======== SOURCE RECORDS

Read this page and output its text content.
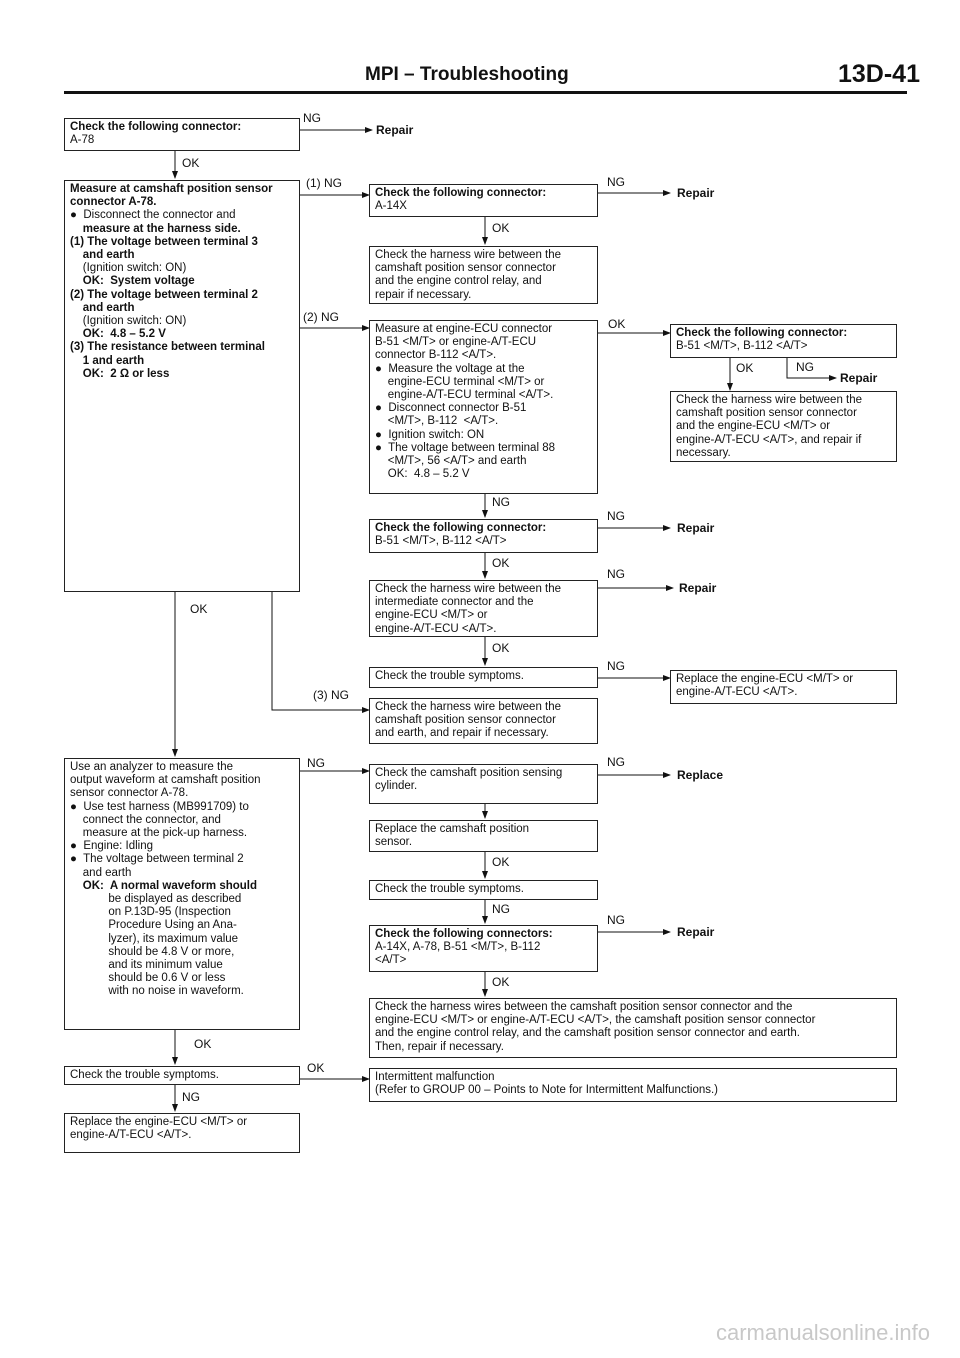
MPI – Troubleshooting	13D-41
Check the following connector:
A-78
Measure at camshaft position sensor
connector A-78.
●  Disconnect the connector and
measure at the harness side.
(1) The voltage between terminal 3
and earth
(Ignition switch: ON)
OK:  System voltage
(2) The voltage between terminal 2
and earth
(Ignition switch: ON)
OK:  4.8 – 5.2 V
(3) The resistance between terminal
1 and earth
OK:  2 Ω or less
Check the following connector:
A-14X
Check the harness wire between the
camshaft position sensor connector
and the engine control relay, and
repair if necessary.
Measure at engine-ECU connector
B-51 <M/T> or engine-A/T-ECU
connector B-112 <A/T>.
●  Measure the voltage at the
engine-ECU terminal <M/T> or
engine-A/T-ECU terminal <A/T>.
●  Disconnect connector B-51
<M/T>, B-112  <A/T>.
●  Ignition switch: ON
●  The voltage between terminal 88
<M/T>, 56 <A/T> and earth
OK:  4.8 – 5.2 V
Check the following connector:
B-51 <M/T>, B-112 <A/T>
Check the harness wire between the
camshaft position sensor connector
and the engine-ECU <M/T> or
engine-A/T-ECU <A/T>, and repair if
necessary.
Check the following connector:
B-51 <M/T>, B-112 <A/T>
Check the harness wire between the
intermediate connector and the
engine-ECU <M/T> or
engine-A/T-ECU <A/T>.
Check the trouble symptoms.	Replace the engine-ECU <M/T> or
engine-A/T-ECU <A/T>.
Check the harness wire between the
camshaft position sensor connector
and earth, and repair if necessary.
Use an analyzer to measure the
output waveform at camshaft position
sensor connector A-78.
●  Use test harness (MB991709) to
connect the connector, and
measure at the pick-up harness.
●  Engine: Idling
●  The voltage between terminal 2
and earth
OK:  A normal waveform should
be displayed as described
on P.13D-95 (Inspection
Procedure Using an Ana-
lyzer), its maximum value
should be 4.8 V or more,
and its minimum value
should be 0.6 V or less
with no noise in waveform.
Check the camshaft position sensing
cylinder.
Replace the camshaft position
sensor.
Check the trouble symptoms.
Check the following connectors:
A-14X, A-78, B-51 <M/T>, B-112
<A/T>
Check the harness wires between the camshaft position sensor connector and the
engine-ECU <M/T> or engine-A/T-ECU <A/T>, the camshaft position sensor connector
and the engine control relay, and the camshaft position sensor connector and earth.
Then, repair if necessary.
Check the trouble symptoms.	Intermittent malfunction
(Refer to GROUP 00 – Points to Note for Intermittent Malfunctions.)
Replace the engine-ECU <M/T> or
engine-A/T-ECU <A/T>.
NG
OK
(1) NG
(2) NG
OK
(3) NG
NG
OK
OK
OK	NG
NG
NG
OK
NG
OK
NG
NG	NG
OK
NG
NG
OK
OK
OK
NG
Repair
Repair
Repair
Repair
Repair
Replace
Repair
carmanualsonline.info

================

__EXERCISE PROMPT__
In the entries above, find every line with the word "Replace" and list it.

__RESULT OF THIS TASK__
Check the trouble symptoms.	Replace the engine-ECU <M/T> or
Replace the camshaft position
Replace the engine-ECU <M/T> or
Replace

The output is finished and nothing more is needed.